Dataset records
--- START ---

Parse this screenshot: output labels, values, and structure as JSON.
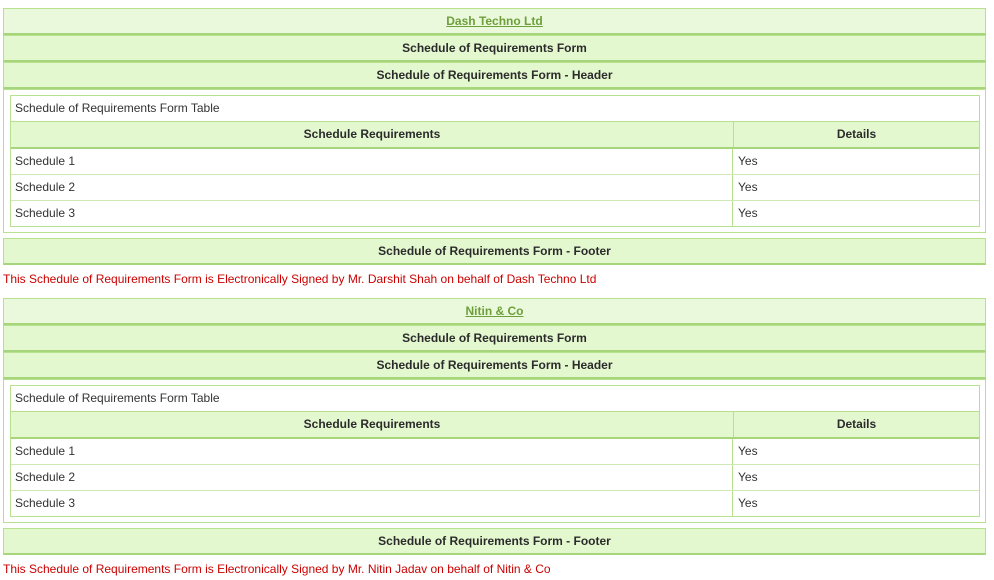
{
  "sections": [
    {
      "company": "Dash Techno Ltd",
      "form_title": "Schedule of Requirements Form",
      "form_header": "Schedule of Requirements Form - Header",
      "table_caption": "Schedule of Requirements Form Table",
      "columns": [
        "Schedule Requirements",
        "Details"
      ],
      "rows": [
        [
          "Schedule 1",
          "Yes"
        ],
        [
          "Schedule 2",
          "Yes"
        ],
        [
          "Schedule 3",
          "Yes"
        ]
      ],
      "form_footer": "Schedule of Requirements Form - Footer",
      "signature": "This Schedule of Requirements Form is Electronically Signed by Mr. Darshit Shah on behalf of Dash Techno Ltd"
    },
    {
      "company": "Nitin & Co",
      "form_title": "Schedule of Requirements Form",
      "form_header": "Schedule of Requirements Form - Header",
      "table_caption": "Schedule of Requirements Form Table",
      "columns": [
        "Schedule Requirements",
        "Details"
      ],
      "rows": [
        [
          "Schedule 1",
          "Yes"
        ],
        [
          "Schedule 2",
          "Yes"
        ],
        [
          "Schedule 3",
          "Yes"
        ]
      ],
      "form_footer": "Schedule of Requirements Form - Footer",
      "signature": "This Schedule of Requirements Form is Electronically Signed by Mr. Nitin Jadav on behalf of Nitin & Co"
    }
  ],
  "colors": {
    "header_bg": "#e4f8d0",
    "border": "#b7e08f",
    "company_link": "#6e9f3a",
    "signature_text": "#cc0000"
  }
}
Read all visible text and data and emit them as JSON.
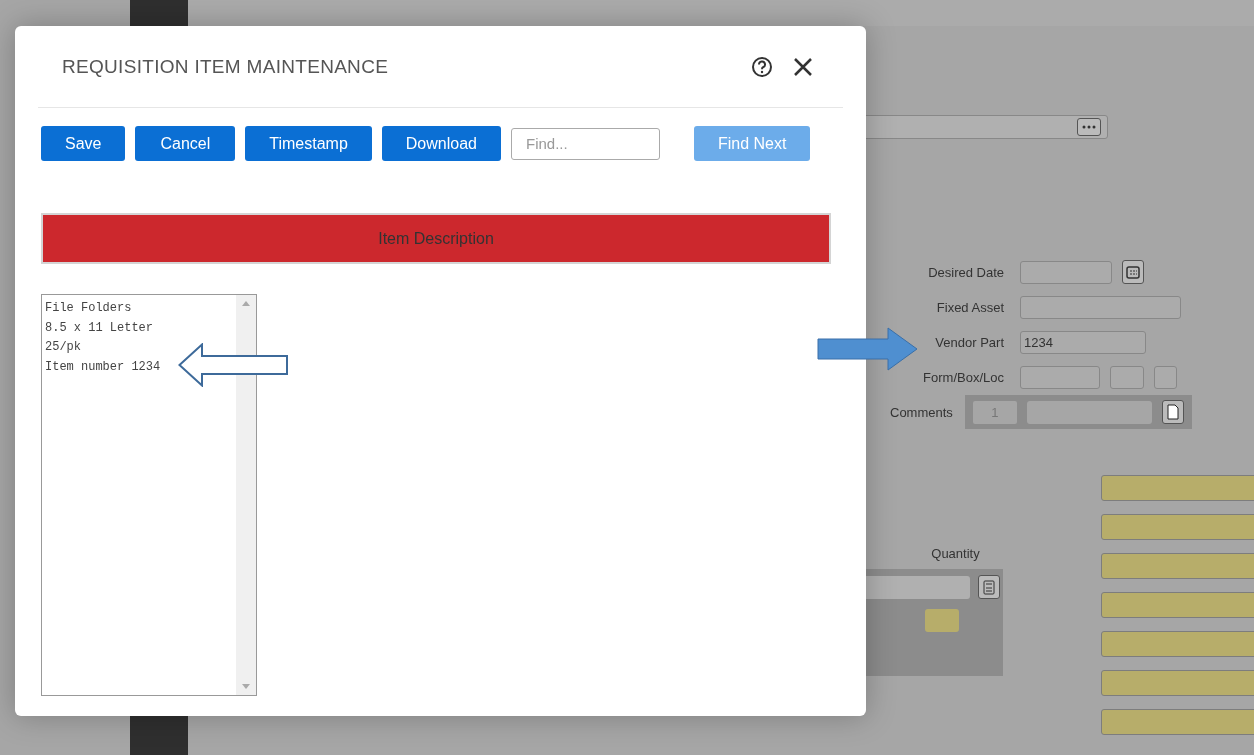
{
  "dialog": {
    "title": "REQUISITION ITEM MAINTENANCE",
    "buttons": [
      {
        "label": "Save"
      },
      {
        "label": "Cancel"
      },
      {
        "label": "Timestamp"
      },
      {
        "label": "Download"
      }
    ],
    "find": {
      "placeholder": "Find..."
    },
    "find_next": {
      "label": "Find Next",
      "disabled": true
    },
    "section_header": "Item Description",
    "description_lines": [
      "File Folders",
      "8.5 x 11 Letter",
      "25/pk",
      "Item number 1234"
    ]
  },
  "background_form": {
    "fields": [
      {
        "kind": "date",
        "label": "Desired Date"
      },
      {
        "kind": "text",
        "label": "Fixed Asset"
      },
      {
        "kind": "short",
        "label": "Vendor Part",
        "value": "1234"
      },
      {
        "kind": "triple",
        "label": "Form/Box/Loc"
      }
    ],
    "comments": {
      "label": "Comments",
      "count": "1"
    },
    "quantity": {
      "label": "Quantity"
    },
    "highlight_fields": [
      {
        "kind": "highlighted"
      },
      {
        "kind": "highlighted"
      },
      {
        "kind": "highlighted"
      },
      {
        "kind": "highlighted"
      },
      {
        "kind": "highlighted"
      },
      {
        "kind": "highlighted"
      },
      {
        "kind": "highlighted"
      }
    ]
  }
}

--- END ---

Quote everything in the listing above exactly; pictures are the only thing to omit.

Parse this screenshot: output labels, values, and structure as JSON.
{
  "sections": [
    {
      "company": "Dash Techno Ltd",
      "form_title": "Schedule of Requirements Form",
      "form_header": "Schedule of Requirements Form - Header",
      "table_caption": "Schedule of Requirements Form Table",
      "columns": [
        "Schedule Requirements",
        "Details"
      ],
      "rows": [
        [
          "Schedule 1",
          "Yes"
        ],
        [
          "Schedule 2",
          "Yes"
        ],
        [
          "Schedule 3",
          "Yes"
        ]
      ],
      "form_footer": "Schedule of Requirements Form - Footer",
      "signature": "This Schedule of Requirements Form is Electronically Signed by Mr. Darshit Shah on behalf of Dash Techno Ltd"
    },
    {
      "company": "Nitin & Co",
      "form_title": "Schedule of Requirements Form",
      "form_header": "Schedule of Requirements Form - Header",
      "table_caption": "Schedule of Requirements Form Table",
      "columns": [
        "Schedule Requirements",
        "Details"
      ],
      "rows": [
        [
          "Schedule 1",
          "Yes"
        ],
        [
          "Schedule 2",
          "Yes"
        ],
        [
          "Schedule 3",
          "Yes"
        ]
      ],
      "form_footer": "Schedule of Requirements Form - Footer",
      "signature": "This Schedule of Requirements Form is Electronically Signed by Mr. Nitin Jadav on behalf of Nitin & Co"
    }
  ],
  "colors": {
    "header_bg": "#e4f8d0",
    "border": "#b7e08f",
    "company_link": "#6e9f3a",
    "signature_text": "#cc0000"
  }
}
Read all visible text and data and emit them as JSON.
{
  "dialog": {
    "title": "REQUISITION ITEM MAINTENANCE",
    "buttons": [
      {
        "label": "Save"
      },
      {
        "label": "Cancel"
      },
      {
        "label": "Timestamp"
      },
      {
        "label": "Download"
      }
    ],
    "find": {
      "placeholder": "Find..."
    },
    "find_next": {
      "label": "Find Next",
      "disabled": true
    },
    "section_header": "Item Description",
    "description_lines": [
      "File Folders",
      "8.5 x 11 Letter",
      "25/pk",
      "Item number 1234"
    ]
  },
  "background_form": {
    "fields": [
      {
        "kind": "date",
        "label": "Desired Date"
      },
      {
        "kind": "text",
        "label": "Fixed Asset"
      },
      {
        "kind": "short",
        "label": "Vendor Part",
        "value": "1234"
      },
      {
        "kind": "triple",
        "label": "Form/Box/Loc"
      }
    ],
    "comments": {
      "label": "Comments",
      "count": "1"
    },
    "quantity": {
      "label": "Quantity"
    },
    "highlight_fields": [
      {
        "kind": "highlighted"
      },
      {
        "kind": "highlighted"
      },
      {
        "kind": "highlighted"
      },
      {
        "kind": "highlighted"
      },
      {
        "kind": "highlighted"
      },
      {
        "kind": "highlighted"
      },
      {
        "kind": "highlighted"
      }
    ]
  }
}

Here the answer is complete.